Dataset listings of figures:
-- START --

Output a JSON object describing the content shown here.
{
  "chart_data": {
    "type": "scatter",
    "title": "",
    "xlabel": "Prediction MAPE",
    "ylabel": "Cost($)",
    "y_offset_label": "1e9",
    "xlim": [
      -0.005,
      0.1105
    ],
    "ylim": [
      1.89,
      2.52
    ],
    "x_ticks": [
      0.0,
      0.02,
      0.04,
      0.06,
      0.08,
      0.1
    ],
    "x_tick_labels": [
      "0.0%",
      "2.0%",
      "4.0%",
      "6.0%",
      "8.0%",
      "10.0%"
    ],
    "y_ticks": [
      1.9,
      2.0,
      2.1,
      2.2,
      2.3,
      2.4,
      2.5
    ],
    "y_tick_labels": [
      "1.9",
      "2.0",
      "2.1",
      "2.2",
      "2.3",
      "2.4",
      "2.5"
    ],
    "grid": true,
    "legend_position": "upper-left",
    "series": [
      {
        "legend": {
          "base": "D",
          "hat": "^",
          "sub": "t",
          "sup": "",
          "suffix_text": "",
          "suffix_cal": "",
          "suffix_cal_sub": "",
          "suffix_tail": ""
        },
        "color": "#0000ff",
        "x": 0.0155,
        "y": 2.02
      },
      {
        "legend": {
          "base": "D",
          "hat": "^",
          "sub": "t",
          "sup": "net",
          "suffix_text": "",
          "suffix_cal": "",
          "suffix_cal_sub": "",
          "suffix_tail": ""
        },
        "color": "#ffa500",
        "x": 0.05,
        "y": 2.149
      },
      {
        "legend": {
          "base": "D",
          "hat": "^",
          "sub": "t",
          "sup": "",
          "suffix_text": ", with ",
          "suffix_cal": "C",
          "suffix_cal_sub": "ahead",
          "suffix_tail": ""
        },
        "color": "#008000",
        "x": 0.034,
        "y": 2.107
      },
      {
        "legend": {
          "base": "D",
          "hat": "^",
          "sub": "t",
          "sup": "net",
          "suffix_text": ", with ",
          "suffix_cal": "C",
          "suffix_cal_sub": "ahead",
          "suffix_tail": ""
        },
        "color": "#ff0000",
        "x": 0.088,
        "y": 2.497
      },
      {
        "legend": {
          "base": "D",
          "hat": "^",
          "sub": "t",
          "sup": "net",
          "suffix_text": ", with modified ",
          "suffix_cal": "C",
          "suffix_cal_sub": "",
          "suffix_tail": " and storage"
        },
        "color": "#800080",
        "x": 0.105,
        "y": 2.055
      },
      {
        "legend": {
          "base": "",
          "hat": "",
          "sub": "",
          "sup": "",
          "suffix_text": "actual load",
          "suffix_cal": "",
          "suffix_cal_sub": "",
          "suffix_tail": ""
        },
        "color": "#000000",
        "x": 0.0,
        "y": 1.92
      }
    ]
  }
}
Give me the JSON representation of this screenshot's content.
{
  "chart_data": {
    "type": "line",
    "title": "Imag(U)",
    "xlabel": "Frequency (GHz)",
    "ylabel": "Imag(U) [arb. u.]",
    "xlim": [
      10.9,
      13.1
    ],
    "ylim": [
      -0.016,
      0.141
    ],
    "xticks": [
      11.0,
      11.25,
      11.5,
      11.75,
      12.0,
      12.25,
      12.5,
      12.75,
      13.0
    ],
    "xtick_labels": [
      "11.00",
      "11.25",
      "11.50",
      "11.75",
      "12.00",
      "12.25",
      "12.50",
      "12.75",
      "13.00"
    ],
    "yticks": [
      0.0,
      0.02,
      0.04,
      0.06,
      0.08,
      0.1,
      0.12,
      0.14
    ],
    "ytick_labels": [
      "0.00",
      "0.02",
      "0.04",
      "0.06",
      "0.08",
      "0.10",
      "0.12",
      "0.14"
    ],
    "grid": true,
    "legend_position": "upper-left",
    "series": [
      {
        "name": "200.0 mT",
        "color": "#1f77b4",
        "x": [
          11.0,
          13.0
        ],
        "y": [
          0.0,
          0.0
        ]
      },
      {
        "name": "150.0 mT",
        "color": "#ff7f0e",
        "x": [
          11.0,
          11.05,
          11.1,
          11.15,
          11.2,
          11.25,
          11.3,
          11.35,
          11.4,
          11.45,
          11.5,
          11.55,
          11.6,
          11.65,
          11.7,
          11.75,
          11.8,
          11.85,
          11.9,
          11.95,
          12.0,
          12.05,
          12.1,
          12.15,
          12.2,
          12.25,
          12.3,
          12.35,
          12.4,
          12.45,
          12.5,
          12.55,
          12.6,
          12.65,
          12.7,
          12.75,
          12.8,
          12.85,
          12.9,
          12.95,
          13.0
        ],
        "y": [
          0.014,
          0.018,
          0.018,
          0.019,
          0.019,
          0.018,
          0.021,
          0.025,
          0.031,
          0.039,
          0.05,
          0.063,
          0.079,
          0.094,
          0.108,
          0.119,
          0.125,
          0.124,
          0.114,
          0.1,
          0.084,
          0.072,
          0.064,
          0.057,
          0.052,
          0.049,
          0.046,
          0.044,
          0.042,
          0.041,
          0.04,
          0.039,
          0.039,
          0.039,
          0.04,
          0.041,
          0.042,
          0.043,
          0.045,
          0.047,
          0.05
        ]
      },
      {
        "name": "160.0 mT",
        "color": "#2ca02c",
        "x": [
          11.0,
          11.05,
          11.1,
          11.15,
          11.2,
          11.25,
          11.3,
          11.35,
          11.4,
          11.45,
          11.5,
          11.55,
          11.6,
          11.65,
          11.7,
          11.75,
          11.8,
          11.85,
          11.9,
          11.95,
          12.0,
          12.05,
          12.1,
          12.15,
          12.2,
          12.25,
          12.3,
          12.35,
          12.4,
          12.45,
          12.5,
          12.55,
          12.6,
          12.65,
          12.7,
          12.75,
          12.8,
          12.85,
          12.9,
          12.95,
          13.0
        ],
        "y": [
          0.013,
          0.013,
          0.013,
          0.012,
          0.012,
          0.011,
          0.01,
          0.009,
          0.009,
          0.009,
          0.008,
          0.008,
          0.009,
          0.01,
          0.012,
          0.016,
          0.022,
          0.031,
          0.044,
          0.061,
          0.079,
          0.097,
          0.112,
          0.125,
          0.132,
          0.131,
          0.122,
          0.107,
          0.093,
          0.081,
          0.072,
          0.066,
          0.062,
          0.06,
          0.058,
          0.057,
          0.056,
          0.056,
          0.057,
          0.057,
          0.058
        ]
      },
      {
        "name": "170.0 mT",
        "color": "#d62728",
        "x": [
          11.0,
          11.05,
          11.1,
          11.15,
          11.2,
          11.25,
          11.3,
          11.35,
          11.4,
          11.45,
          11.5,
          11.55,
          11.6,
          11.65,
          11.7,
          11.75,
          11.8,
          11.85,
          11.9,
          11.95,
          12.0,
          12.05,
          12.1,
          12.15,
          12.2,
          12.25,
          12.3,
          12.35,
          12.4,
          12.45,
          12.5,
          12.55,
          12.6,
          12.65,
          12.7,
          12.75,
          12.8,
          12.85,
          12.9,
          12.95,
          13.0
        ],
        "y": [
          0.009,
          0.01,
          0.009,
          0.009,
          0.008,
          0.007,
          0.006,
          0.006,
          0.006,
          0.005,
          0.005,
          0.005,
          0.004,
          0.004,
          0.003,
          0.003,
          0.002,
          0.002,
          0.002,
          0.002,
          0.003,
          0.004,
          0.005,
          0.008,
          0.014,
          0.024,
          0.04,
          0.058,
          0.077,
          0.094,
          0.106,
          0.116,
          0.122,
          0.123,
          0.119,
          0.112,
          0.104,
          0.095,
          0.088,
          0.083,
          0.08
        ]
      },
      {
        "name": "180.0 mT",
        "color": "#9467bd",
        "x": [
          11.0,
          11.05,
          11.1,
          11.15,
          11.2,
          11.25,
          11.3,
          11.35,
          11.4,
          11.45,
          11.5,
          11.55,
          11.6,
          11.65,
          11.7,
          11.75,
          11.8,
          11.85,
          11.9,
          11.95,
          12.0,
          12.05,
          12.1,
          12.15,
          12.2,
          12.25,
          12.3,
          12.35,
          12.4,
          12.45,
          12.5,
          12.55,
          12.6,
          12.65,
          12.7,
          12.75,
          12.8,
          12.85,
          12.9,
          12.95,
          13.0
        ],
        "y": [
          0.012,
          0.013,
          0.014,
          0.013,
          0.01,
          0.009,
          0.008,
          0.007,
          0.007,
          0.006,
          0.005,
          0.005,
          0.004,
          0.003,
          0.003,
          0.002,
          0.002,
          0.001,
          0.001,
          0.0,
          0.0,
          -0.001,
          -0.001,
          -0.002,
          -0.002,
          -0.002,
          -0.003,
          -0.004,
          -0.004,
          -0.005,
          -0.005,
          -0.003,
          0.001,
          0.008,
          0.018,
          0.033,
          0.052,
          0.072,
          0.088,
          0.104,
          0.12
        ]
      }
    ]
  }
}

-- END --

* _Task prompt_
Copy out every line with the word "name".

* _Written reply_
        "name": "200.0 mT",
        "name": "150.0 mT",
        "name": "160.0 mT",
        "name": "170.0 mT",
        "name": "180.0 mT",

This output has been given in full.